[begin Dataset]
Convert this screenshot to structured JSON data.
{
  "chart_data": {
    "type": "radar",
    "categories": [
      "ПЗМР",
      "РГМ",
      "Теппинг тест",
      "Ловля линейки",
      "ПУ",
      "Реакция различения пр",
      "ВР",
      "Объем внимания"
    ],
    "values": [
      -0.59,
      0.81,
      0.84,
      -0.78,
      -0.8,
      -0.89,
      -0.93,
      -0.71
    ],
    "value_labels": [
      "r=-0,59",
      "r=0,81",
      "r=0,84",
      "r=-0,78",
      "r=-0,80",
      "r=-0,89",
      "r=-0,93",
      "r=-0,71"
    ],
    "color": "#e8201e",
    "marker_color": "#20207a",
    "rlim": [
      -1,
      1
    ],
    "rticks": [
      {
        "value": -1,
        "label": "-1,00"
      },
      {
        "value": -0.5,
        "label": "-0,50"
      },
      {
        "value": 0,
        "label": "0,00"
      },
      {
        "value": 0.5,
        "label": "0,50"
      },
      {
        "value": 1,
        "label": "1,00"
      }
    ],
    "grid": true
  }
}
[end Dataset]
#### [Stated goal]
Repeat every line of the records above exactly.

#### [Task solution]
Convert this screenshot to structured JSON data.
{
  "chart_data": {
    "type": "radar",
    "categories": [
      "ПЗМР",
      "РГМ",
      "Теппинг тест",
      "Ловля линейки",
      "ПУ",
      "Реакция различения пр",
      "ВР",
      "Объем внимания"
    ],
    "values": [
      -0.59,
      0.81,
      0.84,
      -0.78,
      -0.8,
      -0.89,
      -0.93,
      -0.71
    ],
    "value_labels": [
      "r=-0,59",
      "r=0,81",
      "r=0,84",
      "r=-0,78",
      "r=-0,80",
      "r=-0,89",
      "r=-0,93",
      "r=-0,71"
    ],
    "color": "#e8201e",
    "marker_color": "#20207a",
    "rlim": [
      -1,
      1
    ],
    "rticks": [
      {
        "value": -1,
        "label": "-1,00"
      },
      {
        "value": -0.5,
        "label": "-0,50"
      },
      {
        "value": 0,
        "label": "0,00"
      },
      {
        "value": 0.5,
        "label": "0,50"
      },
      {
        "value": 1,
        "label": "1,00"
      }
    ],
    "grid": true
  }
}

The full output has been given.